EXERCISE -> Omit the pictures and output every entry below exactly as written.

INPUT ->
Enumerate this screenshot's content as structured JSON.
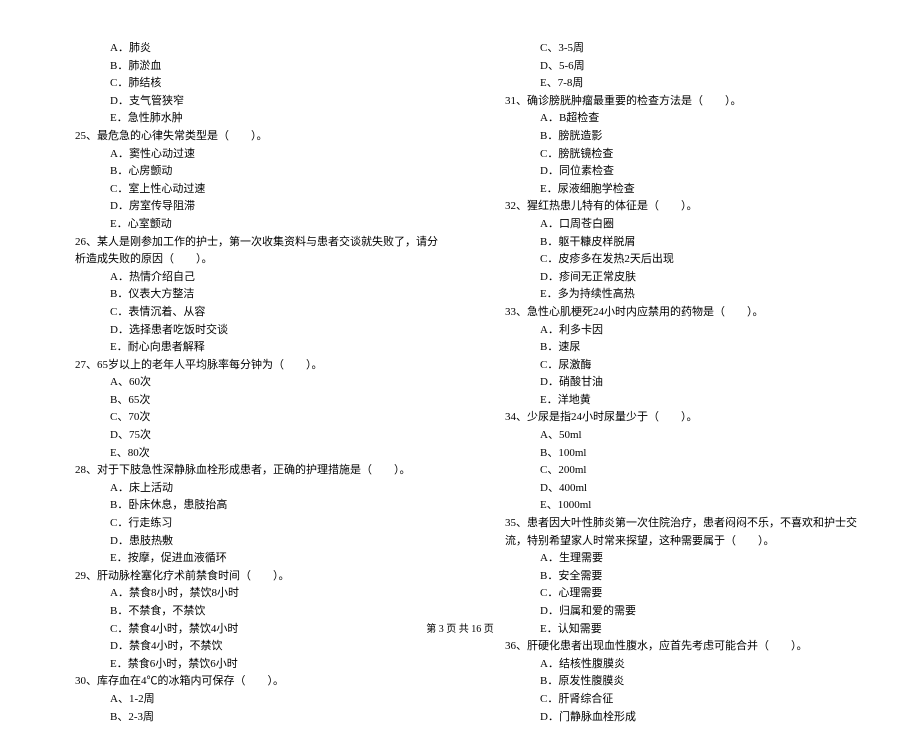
{
  "left": {
    "opts24": [
      "A．肺炎",
      "B．肺淤血",
      "C．肺结核",
      "D．支气管狭窄",
      "E．急性肺水肿"
    ],
    "q25": "25、最危急的心律失常类型是（　　）。",
    "opts25": [
      "A．窦性心动过速",
      "B．心房颤动",
      "C．室上性心动过速",
      "D．房室传导阻滞",
      "E．心室颤动"
    ],
    "q26": "26、某人是刚参加工作的护士，第一次收集资料与患者交谈就失败了，请分析造成失败的原因（　　）。",
    "opts26": [
      "A．热情介绍自己",
      "B．仪表大方整洁",
      "C．表情沉着、从容",
      "D．选择患者吃饭时交谈",
      "E．耐心向患者解释"
    ],
    "q27": "27、65岁以上的老年人平均脉率每分钟为（　　）。",
    "opts27": [
      "A、60次",
      "B、65次",
      "C、70次",
      "D、75次",
      "E、80次"
    ],
    "q28": "28、对于下肢急性深静脉血栓形成患者，正确的护理措施是（　　）。",
    "opts28": [
      "A．床上活动",
      "B．卧床休息，患肢抬高",
      "C．行走练习",
      "D．患肢热敷",
      "E．按摩，促进血液循环"
    ],
    "q29": "29、肝动脉栓塞化疗术前禁食时间（　　）。",
    "opts29": [
      "A．禁食8小时，禁饮8小时",
      "B．不禁食，不禁饮",
      "C．禁食4小时，禁饮4小时",
      "D．禁食4小时，不禁饮",
      "E．禁食6小时，禁饮6小时"
    ],
    "q30": "30、库存血在4℃的冰箱内可保存（　　）。",
    "opts30": [
      "A、1-2周",
      "B、2-3周"
    ]
  },
  "right": {
    "opts30b": [
      "C、3-5周",
      "D、5-6周",
      "E、7-8周"
    ],
    "q31": "31、确诊膀胱肿瘤最重要的检查方法是（　　）。",
    "opts31": [
      "A．B超检查",
      "B．膀胱造影",
      "C．膀胱镜检查",
      "D．同位素检查",
      "E．尿液细胞学检查"
    ],
    "q32": "32、猩红热患儿特有的体征是（　　）。",
    "opts32": [
      "A．口周苍白圈",
      "B．躯干糠皮样脱屑",
      "C．皮疹多在发热2天后出现",
      "D．疹间无正常皮肤",
      "E．多为持续性高热"
    ],
    "q33": "33、急性心肌梗死24小时内应禁用的药物是（　　）。",
    "opts33": [
      "A．利多卡因",
      "B．速尿",
      "C．尿激酶",
      "D．硝酸甘油",
      "E．洋地黄"
    ],
    "q34": "34、少尿是指24小时尿量少于（　　）。",
    "opts34": [
      "A、50ml",
      "B、100ml",
      "C、200ml",
      "D、400ml",
      "E、1000ml"
    ],
    "q35": "35、患者因大叶性肺炎第一次住院治疗，患者闷闷不乐，不喜欢和护士交流，特别希望家人时常来探望，这种需要属于（　　）。",
    "opts35": [
      "A．生理需要",
      "B．安全需要",
      "C．心理需要",
      "D．归属和爱的需要",
      "E．认知需要"
    ],
    "q36": "36、肝硬化患者出现血性腹水，应首先考虑可能合并（　　）。",
    "opts36": [
      "A．结核性腹膜炎",
      "B．原发性腹膜炎",
      "C．肝肾综合征",
      "D．门静脉血栓形成"
    ]
  },
  "footer": "第 3 页 共 16 页"
}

WORKED ANSWER ->
Enumerate this screenshot's content as structured JSON.
{
  "left": {
    "opts24": [
      "A．肺炎",
      "B．肺淤血",
      "C．肺结核",
      "D．支气管狭窄",
      "E．急性肺水肿"
    ],
    "q25": "25、最危急的心律失常类型是（　　）。",
    "opts25": [
      "A．窦性心动过速",
      "B．心房颤动",
      "C．室上性心动过速",
      "D．房室传导阻滞",
      "E．心室颤动"
    ],
    "q26": "26、某人是刚参加工作的护士，第一次收集资料与患者交谈就失败了，请分析造成失败的原因（　　）。",
    "opts26": [
      "A．热情介绍自己",
      "B．仪表大方整洁",
      "C．表情沉着、从容",
      "D．选择患者吃饭时交谈",
      "E．耐心向患者解释"
    ],
    "q27": "27、65岁以上的老年人平均脉率每分钟为（　　）。",
    "opts27": [
      "A、60次",
      "B、65次",
      "C、70次",
      "D、75次",
      "E、80次"
    ],
    "q28": "28、对于下肢急性深静脉血栓形成患者，正确的护理措施是（　　）。",
    "opts28": [
      "A．床上活动",
      "B．卧床休息，患肢抬高",
      "C．行走练习",
      "D．患肢热敷",
      "E．按摩，促进血液循环"
    ],
    "q29": "29、肝动脉栓塞化疗术前禁食时间（　　）。",
    "opts29": [
      "A．禁食8小时，禁饮8小时",
      "B．不禁食，不禁饮",
      "C．禁食4小时，禁饮4小时",
      "D．禁食4小时，不禁饮",
      "E．禁食6小时，禁饮6小时"
    ],
    "q30": "30、库存血在4℃的冰箱内可保存（　　）。",
    "opts30": [
      "A、1-2周",
      "B、2-3周"
    ]
  },
  "right": {
    "opts30b": [
      "C、3-5周",
      "D、5-6周",
      "E、7-8周"
    ],
    "q31": "31、确诊膀胱肿瘤最重要的检查方法是（　　）。",
    "opts31": [
      "A．B超检查",
      "B．膀胱造影",
      "C．膀胱镜检查",
      "D．同位素检查",
      "E．尿液细胞学检查"
    ],
    "q32": "32、猩红热患儿特有的体征是（　　）。",
    "opts32": [
      "A．口周苍白圈",
      "B．躯干糠皮样脱屑",
      "C．皮疹多在发热2天后出现",
      "D．疹间无正常皮肤",
      "E．多为持续性高热"
    ],
    "q33": "33、急性心肌梗死24小时内应禁用的药物是（　　）。",
    "opts33": [
      "A．利多卡因",
      "B．速尿",
      "C．尿激酶",
      "D．硝酸甘油",
      "E．洋地黄"
    ],
    "q34": "34、少尿是指24小时尿量少于（　　）。",
    "opts34": [
      "A、50ml",
      "B、100ml",
      "C、200ml",
      "D、400ml",
      "E、1000ml"
    ],
    "q35": "35、患者因大叶性肺炎第一次住院治疗，患者闷闷不乐，不喜欢和护士交流，特别希望家人时常来探望，这种需要属于（　　）。",
    "opts35": [
      "A．生理需要",
      "B．安全需要",
      "C．心理需要",
      "D．归属和爱的需要",
      "E．认知需要"
    ],
    "q36": "36、肝硬化患者出现血性腹水，应首先考虑可能合并（　　）。",
    "opts36": [
      "A．结核性腹膜炎",
      "B．原发性腹膜炎",
      "C．肝肾综合征",
      "D．门静脉血栓形成"
    ]
  },
  "footer": "第 3 页 共 16 页"
}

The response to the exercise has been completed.